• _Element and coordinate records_
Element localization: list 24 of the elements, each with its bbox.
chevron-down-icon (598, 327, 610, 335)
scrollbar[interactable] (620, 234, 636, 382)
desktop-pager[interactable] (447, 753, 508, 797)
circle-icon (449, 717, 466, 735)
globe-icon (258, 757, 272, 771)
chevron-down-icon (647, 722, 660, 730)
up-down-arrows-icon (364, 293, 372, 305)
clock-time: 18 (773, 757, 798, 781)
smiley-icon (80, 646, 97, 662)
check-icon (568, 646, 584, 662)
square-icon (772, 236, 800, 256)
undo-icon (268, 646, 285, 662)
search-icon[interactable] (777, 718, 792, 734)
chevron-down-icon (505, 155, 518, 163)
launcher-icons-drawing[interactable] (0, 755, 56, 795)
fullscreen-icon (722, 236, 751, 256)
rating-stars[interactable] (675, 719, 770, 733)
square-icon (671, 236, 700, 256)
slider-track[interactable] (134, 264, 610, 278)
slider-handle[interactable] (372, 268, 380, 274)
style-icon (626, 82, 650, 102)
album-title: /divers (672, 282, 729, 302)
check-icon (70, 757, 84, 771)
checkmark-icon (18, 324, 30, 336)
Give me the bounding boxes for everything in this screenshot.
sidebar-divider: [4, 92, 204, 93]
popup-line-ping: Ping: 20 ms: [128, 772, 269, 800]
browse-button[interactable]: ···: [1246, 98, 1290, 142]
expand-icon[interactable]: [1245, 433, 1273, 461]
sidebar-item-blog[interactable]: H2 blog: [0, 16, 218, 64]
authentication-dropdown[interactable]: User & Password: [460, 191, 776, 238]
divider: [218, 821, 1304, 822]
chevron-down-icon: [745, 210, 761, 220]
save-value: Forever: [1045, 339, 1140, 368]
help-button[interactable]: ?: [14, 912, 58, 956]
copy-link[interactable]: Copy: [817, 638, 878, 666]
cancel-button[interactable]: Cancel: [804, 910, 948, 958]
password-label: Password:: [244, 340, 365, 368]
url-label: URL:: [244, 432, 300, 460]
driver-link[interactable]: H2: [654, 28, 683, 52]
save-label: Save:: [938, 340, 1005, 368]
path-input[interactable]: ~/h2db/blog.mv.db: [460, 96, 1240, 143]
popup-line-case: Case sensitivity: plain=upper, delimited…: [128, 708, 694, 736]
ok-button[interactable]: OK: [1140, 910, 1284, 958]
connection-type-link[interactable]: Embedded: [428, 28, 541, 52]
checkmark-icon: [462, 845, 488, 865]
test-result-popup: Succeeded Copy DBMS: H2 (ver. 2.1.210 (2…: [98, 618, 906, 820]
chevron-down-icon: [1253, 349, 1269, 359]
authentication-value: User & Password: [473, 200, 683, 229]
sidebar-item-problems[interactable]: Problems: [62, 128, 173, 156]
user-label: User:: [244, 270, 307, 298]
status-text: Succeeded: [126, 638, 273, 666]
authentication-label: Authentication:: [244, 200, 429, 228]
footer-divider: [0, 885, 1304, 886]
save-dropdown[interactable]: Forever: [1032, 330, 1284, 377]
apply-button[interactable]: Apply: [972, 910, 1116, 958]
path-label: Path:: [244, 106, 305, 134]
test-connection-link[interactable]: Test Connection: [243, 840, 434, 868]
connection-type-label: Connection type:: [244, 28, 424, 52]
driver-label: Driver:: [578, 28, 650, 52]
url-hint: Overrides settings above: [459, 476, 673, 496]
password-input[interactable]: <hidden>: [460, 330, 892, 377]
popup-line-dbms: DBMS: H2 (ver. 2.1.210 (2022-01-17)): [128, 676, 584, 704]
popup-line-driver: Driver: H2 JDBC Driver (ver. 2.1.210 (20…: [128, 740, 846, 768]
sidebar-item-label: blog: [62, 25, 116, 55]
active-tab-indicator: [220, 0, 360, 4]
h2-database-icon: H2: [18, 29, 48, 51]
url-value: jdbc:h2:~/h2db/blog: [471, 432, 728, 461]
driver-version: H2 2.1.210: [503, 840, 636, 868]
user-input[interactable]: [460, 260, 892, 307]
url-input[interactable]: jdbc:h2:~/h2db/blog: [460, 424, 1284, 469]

• _EXERCISE BRIEF_
Copy every line of the records above word for word, changing nothing.

• _EXERCISE ANSWER_
Element localization: list 24 of the elements, each with its bbox.
chevron-down-icon (598, 327, 610, 335)
scrollbar[interactable] (620, 234, 636, 382)
desktop-pager[interactable] (447, 753, 508, 797)
circle-icon (449, 717, 466, 735)
globe-icon (258, 757, 272, 771)
chevron-down-icon (647, 722, 660, 730)
up-down-arrows-icon (364, 293, 372, 305)
clock-time: 18 (773, 757, 798, 781)
smiley-icon (80, 646, 97, 662)
check-icon (568, 646, 584, 662)
square-icon (772, 236, 800, 256)
undo-icon (268, 646, 285, 662)
search-icon[interactable] (777, 718, 792, 734)
chevron-down-icon (505, 155, 518, 163)
launcher-icons-drawing[interactable] (0, 755, 56, 795)
fullscreen-icon (722, 236, 751, 256)
rating-stars[interactable] (675, 719, 770, 733)
square-icon (671, 236, 700, 256)
slider-track[interactable] (134, 264, 610, 278)
slider-handle[interactable] (372, 268, 380, 274)
style-icon (626, 82, 650, 102)
album-title: /divers (672, 282, 729, 302)
check-icon (70, 757, 84, 771)
checkmark-icon (18, 324, 30, 336)
Give me the bounding boxes for everything in this screenshot.
sidebar-divider: [4, 92, 204, 93]
popup-line-ping: Ping: 20 ms: [128, 772, 269, 800]
browse-button[interactable]: ···: [1246, 98, 1290, 142]
expand-icon[interactable]: [1245, 433, 1273, 461]
sidebar-item-blog[interactable]: H2 blog: [0, 16, 218, 64]
authentication-dropdown[interactable]: User & Password: [460, 191, 776, 238]
divider: [218, 821, 1304, 822]
chevron-down-icon: [745, 210, 761, 220]
save-value: Forever: [1045, 339, 1140, 368]
help-button[interactable]: ?: [14, 912, 58, 956]
copy-link[interactable]: Copy: [817, 638, 878, 666]
cancel-button[interactable]: Cancel: [804, 910, 948, 958]
password-label: Password:: [244, 340, 365, 368]
url-label: URL:: [244, 432, 300, 460]
driver-link[interactable]: H2: [654, 28, 683, 52]
save-label: Save:: [938, 340, 1005, 368]
path-input[interactable]: ~/h2db/blog.mv.db: [460, 96, 1240, 143]
popup-line-case: Case sensitivity: plain=upper, delimited…: [128, 708, 694, 736]
ok-button[interactable]: OK: [1140, 910, 1284, 958]
connection-type-link[interactable]: Embedded: [428, 28, 541, 52]
checkmark-icon: [462, 845, 488, 865]
test-result-popup: Succeeded Copy DBMS: H2 (ver. 2.1.210 (2…: [98, 618, 906, 820]
chevron-down-icon: [1253, 349, 1269, 359]
authentication-value: User & Password: [473, 200, 683, 229]
sidebar-item-problems[interactable]: Problems: [62, 128, 173, 156]
user-label: User:: [244, 270, 307, 298]
status-text: Succeeded: [126, 638, 273, 666]
authentication-label: Authentication:: [244, 200, 429, 228]
footer-divider: [0, 885, 1304, 886]
save-dropdown[interactable]: Forever: [1032, 330, 1284, 377]
apply-button[interactable]: Apply: [972, 910, 1116, 958]
path-label: Path:: [244, 106, 305, 134]
test-connection-link[interactable]: Test Connection: [243, 840, 434, 868]
connection-type-label: Connection type:: [244, 28, 424, 52]
driver-label: Driver:: [578, 28, 650, 52]
url-hint: Overrides settings above: [459, 476, 673, 496]
password-input[interactable]: <hidden>: [460, 330, 892, 377]
popup-line-dbms: DBMS: H2 (ver. 2.1.210 (2022-01-17)): [128, 676, 584, 704]
popup-line-driver: Driver: H2 JDBC Driver (ver. 2.1.210 (20…: [128, 740, 846, 768]
sidebar-item-label: blog: [62, 25, 116, 55]
active-tab-indicator: [220, 0, 360, 4]
h2-database-icon: H2: [18, 29, 48, 51]
url-value: jdbc:h2:~/h2db/blog: [471, 432, 728, 461]
driver-version: H2 2.1.210: [503, 840, 636, 868]
user-input[interactable]: [460, 260, 892, 307]
url-input[interactable]: jdbc:h2:~/h2db/blog: [460, 424, 1284, 469]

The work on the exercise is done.